Input data
-*-*-
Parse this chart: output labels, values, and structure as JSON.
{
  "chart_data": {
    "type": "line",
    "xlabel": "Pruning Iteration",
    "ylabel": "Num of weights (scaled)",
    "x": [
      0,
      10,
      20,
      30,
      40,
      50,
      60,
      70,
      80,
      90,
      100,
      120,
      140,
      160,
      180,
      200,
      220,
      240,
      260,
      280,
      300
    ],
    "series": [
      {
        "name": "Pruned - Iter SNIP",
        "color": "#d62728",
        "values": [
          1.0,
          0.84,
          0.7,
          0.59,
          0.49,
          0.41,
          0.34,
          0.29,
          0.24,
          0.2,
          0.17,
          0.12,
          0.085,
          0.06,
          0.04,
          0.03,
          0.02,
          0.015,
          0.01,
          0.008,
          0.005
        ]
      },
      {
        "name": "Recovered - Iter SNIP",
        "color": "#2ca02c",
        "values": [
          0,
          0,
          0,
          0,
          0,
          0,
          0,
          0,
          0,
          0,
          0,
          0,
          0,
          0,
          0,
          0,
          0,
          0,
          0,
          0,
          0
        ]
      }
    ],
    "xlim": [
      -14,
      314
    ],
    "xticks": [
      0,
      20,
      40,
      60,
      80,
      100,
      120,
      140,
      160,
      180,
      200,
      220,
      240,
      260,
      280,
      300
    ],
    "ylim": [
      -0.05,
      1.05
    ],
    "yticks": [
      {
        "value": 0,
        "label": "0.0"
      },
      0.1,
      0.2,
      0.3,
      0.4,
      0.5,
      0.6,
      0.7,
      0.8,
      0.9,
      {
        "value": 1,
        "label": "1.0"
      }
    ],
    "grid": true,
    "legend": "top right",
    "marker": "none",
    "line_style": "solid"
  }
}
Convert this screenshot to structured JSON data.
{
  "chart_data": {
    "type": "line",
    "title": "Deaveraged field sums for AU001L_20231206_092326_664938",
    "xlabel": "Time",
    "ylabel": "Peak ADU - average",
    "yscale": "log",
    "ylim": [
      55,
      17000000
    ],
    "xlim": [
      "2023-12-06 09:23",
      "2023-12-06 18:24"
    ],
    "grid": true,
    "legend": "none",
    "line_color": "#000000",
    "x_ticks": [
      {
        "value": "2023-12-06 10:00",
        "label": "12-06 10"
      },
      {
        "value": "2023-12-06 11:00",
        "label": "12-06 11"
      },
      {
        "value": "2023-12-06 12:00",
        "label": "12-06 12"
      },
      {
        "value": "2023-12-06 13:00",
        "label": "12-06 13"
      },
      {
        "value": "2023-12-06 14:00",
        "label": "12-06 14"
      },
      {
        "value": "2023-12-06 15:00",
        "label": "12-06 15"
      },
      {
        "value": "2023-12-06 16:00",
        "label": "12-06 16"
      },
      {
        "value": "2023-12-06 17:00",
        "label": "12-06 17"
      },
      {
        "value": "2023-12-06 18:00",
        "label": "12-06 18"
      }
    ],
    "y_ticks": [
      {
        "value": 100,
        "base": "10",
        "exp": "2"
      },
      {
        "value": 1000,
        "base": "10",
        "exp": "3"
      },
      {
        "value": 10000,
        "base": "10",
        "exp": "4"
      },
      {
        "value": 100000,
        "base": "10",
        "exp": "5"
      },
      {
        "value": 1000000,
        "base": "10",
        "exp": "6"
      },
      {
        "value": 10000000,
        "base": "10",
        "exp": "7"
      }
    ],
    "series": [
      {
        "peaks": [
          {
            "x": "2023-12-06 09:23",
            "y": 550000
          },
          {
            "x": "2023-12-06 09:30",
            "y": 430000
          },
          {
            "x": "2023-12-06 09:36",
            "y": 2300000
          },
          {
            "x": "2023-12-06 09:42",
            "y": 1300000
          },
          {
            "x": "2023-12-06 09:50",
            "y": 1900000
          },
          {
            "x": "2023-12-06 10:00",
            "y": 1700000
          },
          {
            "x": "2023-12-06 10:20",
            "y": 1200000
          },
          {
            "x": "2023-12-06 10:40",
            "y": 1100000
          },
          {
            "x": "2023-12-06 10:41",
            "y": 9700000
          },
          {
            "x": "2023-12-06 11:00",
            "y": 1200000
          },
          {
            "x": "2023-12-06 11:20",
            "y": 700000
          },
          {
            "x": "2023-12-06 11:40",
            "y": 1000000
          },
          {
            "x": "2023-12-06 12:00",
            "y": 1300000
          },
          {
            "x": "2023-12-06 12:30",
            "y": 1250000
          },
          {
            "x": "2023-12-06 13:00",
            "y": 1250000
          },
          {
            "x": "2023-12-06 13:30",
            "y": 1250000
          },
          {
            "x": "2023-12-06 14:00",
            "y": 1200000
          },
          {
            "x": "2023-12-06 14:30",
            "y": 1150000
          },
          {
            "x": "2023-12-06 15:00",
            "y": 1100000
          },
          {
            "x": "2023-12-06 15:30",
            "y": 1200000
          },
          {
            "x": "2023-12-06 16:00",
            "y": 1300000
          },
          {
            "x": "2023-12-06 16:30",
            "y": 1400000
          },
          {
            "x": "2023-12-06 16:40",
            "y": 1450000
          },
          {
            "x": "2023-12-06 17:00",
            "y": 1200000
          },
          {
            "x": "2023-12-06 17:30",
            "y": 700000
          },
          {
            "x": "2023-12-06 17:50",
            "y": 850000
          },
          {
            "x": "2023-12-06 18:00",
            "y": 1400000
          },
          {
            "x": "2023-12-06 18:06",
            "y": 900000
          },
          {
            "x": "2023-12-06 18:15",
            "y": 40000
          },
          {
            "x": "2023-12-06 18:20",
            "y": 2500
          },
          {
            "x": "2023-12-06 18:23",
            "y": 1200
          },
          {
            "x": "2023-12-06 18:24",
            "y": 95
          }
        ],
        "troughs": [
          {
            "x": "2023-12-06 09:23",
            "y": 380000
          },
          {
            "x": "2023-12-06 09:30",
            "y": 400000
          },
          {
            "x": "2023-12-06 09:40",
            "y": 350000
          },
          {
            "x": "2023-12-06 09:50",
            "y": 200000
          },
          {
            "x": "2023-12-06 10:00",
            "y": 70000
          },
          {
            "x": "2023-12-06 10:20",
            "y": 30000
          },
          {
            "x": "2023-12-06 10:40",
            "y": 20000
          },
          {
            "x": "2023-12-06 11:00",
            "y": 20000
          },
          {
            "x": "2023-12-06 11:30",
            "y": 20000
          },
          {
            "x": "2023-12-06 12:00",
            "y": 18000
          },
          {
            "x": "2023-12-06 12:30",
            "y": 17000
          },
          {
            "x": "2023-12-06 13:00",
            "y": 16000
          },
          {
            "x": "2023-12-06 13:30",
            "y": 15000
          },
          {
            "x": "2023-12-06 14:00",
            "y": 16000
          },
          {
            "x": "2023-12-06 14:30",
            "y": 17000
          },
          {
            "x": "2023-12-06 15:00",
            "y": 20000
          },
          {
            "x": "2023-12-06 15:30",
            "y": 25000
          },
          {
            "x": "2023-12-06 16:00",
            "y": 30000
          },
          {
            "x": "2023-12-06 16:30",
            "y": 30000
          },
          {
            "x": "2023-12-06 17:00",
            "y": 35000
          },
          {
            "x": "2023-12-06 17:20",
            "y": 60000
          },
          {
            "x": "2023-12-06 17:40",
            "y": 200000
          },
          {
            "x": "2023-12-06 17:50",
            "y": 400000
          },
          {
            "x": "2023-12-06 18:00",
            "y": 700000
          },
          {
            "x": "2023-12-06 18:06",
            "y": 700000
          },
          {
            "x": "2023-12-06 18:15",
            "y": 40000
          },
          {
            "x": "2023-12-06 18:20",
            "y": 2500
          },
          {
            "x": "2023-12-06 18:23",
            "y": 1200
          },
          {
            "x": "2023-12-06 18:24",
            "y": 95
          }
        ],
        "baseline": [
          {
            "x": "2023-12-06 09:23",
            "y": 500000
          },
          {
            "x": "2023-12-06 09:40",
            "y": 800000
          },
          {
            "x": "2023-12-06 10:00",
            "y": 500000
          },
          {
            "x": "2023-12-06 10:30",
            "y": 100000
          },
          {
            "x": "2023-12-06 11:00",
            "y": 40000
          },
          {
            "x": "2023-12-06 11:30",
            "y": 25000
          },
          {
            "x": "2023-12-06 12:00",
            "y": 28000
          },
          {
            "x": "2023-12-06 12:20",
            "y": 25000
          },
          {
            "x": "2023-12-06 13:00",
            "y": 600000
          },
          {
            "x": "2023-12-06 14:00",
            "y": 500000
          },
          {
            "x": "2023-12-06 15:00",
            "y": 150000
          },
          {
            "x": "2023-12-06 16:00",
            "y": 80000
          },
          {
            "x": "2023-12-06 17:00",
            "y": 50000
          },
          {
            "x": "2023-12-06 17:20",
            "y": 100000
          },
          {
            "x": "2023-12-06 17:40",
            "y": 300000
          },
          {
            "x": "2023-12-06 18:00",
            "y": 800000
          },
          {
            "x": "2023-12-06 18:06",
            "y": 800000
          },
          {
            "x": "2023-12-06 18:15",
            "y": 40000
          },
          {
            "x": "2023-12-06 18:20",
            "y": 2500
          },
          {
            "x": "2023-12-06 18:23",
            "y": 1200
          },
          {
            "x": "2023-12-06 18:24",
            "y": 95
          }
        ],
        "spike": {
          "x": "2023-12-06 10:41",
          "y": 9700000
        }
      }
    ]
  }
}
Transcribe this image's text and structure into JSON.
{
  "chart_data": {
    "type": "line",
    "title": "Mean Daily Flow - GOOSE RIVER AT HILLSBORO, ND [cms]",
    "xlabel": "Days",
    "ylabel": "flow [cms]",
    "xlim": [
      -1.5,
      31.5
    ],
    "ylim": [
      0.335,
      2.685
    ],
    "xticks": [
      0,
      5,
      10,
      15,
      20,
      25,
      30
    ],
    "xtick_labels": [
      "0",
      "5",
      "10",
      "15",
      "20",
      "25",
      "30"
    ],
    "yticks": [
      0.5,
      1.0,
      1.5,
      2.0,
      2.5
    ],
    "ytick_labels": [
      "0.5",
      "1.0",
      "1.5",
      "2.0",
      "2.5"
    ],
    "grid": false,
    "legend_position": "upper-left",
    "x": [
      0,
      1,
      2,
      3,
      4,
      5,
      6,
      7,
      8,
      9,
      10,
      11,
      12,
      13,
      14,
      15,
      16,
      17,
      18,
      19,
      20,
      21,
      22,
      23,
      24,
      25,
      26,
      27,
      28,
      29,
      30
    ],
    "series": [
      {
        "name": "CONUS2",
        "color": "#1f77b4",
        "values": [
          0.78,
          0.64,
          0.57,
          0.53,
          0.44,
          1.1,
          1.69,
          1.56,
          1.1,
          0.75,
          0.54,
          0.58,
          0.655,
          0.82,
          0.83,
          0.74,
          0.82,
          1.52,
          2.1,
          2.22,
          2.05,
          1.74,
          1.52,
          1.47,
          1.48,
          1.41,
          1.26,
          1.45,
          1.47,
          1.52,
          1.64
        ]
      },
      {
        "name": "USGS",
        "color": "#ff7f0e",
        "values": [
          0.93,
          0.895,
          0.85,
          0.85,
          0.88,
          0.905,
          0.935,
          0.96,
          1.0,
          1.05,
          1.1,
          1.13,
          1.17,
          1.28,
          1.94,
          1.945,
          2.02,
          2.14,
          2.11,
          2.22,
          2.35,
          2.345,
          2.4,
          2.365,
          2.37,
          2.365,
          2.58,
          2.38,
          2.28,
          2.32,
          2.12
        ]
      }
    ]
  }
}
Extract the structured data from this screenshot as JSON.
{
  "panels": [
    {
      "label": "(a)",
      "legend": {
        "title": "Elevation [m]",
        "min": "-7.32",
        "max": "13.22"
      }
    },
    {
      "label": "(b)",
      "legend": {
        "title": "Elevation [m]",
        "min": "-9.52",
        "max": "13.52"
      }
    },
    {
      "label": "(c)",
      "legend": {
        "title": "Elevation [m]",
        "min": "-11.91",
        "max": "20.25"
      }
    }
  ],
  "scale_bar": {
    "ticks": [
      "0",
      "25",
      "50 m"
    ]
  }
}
-*-*-
Task
Copy out each line of the records that holds the string "JSON".

Result below
Parse this chart: output labels, values, and structure as JSON.
Convert this screenshot to structured JSON data.
Transcribe this image's text and structure into JSON.
Extract the structured data from this screenshot as JSON.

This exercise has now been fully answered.